What is required:
Answer with a number only: how many lines of the data contain "answers"?

Records for processing:

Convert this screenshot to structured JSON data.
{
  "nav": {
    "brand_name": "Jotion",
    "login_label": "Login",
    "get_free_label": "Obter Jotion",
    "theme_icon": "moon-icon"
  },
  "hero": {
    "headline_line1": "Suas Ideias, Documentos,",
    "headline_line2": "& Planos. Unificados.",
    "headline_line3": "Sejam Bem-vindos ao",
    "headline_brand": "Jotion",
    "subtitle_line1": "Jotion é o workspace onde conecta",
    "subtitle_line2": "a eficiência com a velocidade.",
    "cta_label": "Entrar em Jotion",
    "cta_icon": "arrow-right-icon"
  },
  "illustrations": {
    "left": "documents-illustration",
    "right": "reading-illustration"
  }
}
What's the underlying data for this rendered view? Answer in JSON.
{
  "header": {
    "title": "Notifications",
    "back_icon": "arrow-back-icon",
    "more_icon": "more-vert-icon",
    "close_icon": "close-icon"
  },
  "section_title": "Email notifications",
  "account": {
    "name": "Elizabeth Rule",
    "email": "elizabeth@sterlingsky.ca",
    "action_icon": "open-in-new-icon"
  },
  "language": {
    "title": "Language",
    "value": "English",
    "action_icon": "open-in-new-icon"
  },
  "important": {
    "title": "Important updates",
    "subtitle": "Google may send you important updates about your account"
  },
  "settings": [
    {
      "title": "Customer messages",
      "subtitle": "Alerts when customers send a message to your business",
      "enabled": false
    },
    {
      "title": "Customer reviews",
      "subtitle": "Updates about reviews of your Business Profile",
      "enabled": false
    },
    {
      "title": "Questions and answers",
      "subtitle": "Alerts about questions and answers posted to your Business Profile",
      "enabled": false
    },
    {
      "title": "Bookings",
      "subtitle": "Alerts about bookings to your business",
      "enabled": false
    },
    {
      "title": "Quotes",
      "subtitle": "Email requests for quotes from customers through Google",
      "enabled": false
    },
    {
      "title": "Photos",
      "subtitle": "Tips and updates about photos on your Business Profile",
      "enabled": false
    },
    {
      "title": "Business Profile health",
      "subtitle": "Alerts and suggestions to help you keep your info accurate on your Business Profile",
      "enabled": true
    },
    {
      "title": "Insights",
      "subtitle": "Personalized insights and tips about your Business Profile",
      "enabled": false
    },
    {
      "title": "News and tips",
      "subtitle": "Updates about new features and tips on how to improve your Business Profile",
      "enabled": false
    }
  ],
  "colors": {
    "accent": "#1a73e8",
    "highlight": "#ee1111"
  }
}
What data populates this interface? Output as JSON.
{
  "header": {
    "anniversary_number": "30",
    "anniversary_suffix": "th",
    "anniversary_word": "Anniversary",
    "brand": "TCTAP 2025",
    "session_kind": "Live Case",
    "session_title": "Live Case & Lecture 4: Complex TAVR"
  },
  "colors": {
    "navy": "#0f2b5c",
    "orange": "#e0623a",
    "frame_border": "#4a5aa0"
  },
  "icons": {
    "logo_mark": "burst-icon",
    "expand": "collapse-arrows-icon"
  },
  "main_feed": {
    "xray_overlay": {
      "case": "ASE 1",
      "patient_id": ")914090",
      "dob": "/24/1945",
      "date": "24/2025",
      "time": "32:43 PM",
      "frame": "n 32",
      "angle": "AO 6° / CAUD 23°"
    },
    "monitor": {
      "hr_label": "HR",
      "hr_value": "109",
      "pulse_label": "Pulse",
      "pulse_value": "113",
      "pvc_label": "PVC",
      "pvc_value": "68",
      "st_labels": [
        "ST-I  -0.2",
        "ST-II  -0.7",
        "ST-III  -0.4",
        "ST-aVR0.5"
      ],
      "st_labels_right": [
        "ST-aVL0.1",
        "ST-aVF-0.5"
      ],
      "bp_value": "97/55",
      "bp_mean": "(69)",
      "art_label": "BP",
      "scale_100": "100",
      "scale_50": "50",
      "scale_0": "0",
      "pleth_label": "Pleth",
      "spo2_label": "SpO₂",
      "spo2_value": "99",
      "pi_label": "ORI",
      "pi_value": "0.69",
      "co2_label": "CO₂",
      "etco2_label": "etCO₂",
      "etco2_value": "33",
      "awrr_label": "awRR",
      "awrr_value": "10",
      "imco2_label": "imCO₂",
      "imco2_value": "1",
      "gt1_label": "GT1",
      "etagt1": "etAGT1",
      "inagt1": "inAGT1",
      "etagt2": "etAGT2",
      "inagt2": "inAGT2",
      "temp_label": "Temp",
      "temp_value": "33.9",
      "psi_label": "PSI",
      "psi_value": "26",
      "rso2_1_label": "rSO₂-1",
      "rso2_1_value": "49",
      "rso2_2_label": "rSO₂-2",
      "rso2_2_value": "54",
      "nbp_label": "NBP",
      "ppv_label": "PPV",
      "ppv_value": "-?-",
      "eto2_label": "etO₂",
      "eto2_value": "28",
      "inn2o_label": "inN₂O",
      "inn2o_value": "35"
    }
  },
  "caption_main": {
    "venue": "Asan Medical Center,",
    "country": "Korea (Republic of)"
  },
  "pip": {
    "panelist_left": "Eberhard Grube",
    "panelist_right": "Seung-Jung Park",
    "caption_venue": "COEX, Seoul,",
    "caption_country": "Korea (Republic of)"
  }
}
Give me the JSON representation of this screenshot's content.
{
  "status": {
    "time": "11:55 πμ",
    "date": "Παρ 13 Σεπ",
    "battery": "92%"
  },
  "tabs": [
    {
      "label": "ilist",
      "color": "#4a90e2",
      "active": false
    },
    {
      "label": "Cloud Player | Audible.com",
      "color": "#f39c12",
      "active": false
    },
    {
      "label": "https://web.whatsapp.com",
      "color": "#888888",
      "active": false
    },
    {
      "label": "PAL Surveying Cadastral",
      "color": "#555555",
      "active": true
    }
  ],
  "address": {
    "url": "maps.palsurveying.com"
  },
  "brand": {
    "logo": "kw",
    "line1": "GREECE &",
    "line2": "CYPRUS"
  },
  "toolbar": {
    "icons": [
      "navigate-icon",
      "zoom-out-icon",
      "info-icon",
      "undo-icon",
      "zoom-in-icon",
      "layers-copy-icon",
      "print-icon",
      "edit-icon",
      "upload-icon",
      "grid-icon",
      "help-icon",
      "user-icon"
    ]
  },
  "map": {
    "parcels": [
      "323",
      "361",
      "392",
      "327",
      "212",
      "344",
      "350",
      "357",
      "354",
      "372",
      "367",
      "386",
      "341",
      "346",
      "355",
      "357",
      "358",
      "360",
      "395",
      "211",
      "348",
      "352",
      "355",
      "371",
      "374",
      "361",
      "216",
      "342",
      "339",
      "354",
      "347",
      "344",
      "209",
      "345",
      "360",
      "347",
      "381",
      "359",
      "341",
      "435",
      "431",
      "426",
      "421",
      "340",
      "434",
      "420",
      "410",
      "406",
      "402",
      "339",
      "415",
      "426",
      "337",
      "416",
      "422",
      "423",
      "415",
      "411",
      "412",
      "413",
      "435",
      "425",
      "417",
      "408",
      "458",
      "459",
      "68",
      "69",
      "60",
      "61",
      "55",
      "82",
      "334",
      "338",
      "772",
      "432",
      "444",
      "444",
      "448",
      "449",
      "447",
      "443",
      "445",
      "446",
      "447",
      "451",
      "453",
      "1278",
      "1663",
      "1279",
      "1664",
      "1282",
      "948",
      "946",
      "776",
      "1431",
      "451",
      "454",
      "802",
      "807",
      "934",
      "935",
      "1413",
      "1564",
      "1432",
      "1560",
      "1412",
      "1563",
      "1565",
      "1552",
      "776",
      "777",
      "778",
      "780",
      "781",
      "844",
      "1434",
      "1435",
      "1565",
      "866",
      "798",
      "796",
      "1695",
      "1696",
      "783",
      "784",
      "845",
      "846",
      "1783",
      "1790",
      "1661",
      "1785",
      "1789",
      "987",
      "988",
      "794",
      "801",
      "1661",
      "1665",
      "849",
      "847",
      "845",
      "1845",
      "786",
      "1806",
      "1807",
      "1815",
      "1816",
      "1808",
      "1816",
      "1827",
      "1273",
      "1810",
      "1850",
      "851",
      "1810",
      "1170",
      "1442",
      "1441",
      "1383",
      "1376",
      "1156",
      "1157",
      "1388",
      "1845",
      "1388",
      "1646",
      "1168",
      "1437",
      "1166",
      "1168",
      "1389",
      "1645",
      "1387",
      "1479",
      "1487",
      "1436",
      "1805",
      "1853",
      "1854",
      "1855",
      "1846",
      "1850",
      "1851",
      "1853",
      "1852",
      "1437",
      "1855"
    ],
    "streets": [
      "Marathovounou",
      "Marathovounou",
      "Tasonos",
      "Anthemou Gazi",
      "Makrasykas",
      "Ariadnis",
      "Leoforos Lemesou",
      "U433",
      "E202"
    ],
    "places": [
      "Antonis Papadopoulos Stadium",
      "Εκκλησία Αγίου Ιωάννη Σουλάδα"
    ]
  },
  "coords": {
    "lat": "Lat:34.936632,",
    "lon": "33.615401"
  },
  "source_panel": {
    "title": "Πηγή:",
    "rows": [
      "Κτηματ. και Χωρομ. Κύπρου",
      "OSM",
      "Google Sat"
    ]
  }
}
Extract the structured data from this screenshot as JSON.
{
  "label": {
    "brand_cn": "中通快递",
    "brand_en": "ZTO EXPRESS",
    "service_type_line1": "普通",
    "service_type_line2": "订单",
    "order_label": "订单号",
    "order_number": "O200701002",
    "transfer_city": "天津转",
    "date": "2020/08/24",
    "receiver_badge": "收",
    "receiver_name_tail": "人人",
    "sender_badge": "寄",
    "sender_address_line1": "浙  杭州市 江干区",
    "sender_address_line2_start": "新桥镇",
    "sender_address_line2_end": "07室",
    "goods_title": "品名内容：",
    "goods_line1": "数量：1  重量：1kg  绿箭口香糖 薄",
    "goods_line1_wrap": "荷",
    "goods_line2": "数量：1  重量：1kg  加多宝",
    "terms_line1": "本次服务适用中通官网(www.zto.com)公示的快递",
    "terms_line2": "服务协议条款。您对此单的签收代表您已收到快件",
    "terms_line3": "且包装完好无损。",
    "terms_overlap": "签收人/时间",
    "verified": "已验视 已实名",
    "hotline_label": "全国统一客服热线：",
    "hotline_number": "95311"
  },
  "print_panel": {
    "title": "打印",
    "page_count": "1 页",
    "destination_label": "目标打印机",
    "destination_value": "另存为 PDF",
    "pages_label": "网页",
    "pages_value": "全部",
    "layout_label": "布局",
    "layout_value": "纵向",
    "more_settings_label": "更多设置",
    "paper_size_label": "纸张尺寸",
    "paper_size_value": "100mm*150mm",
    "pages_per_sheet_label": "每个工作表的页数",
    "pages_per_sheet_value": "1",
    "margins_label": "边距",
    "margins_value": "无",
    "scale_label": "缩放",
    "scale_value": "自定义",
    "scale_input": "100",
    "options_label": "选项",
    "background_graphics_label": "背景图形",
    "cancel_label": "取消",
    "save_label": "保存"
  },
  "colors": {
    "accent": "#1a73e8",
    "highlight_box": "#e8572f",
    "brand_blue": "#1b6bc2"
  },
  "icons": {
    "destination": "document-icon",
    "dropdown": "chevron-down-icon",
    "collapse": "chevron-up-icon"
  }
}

Task response:
2